··· RECORDS PROVIDED ···

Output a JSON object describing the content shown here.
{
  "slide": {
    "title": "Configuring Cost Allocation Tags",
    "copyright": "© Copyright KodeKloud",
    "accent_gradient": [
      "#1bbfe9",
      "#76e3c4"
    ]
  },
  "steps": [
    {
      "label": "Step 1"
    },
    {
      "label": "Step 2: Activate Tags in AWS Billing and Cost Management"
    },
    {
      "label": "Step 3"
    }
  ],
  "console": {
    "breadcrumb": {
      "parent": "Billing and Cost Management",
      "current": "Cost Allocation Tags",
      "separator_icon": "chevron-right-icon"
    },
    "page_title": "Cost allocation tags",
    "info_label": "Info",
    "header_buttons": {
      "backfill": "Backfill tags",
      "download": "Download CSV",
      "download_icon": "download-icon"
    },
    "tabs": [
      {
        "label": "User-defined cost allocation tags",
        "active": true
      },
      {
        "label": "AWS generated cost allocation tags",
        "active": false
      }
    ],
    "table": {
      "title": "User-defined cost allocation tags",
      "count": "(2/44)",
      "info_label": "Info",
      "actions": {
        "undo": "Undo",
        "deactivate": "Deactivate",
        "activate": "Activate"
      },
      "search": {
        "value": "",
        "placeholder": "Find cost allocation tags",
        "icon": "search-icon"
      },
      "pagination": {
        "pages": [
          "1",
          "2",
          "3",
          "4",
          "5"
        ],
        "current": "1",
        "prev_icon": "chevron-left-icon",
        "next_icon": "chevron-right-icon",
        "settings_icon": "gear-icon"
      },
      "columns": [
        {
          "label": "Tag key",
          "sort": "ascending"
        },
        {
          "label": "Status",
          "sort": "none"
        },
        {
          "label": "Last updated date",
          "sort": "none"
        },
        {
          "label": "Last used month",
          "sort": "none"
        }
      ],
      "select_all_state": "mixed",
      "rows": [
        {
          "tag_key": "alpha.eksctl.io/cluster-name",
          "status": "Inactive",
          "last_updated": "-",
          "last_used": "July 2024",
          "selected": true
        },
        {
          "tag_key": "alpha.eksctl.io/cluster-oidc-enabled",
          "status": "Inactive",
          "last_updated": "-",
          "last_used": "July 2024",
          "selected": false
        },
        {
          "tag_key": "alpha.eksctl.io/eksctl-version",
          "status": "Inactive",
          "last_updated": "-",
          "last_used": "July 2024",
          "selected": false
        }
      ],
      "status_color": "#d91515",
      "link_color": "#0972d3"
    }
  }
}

···

__TO DO__
Where a line above includes "chevron", copy that line.

__SOLUTION TO THE EXERCISE__
      "separator_icon": "chevron-right-icon"
        "prev_icon": "chevron-left-icon",
        "next_icon": "chevron-right-icon",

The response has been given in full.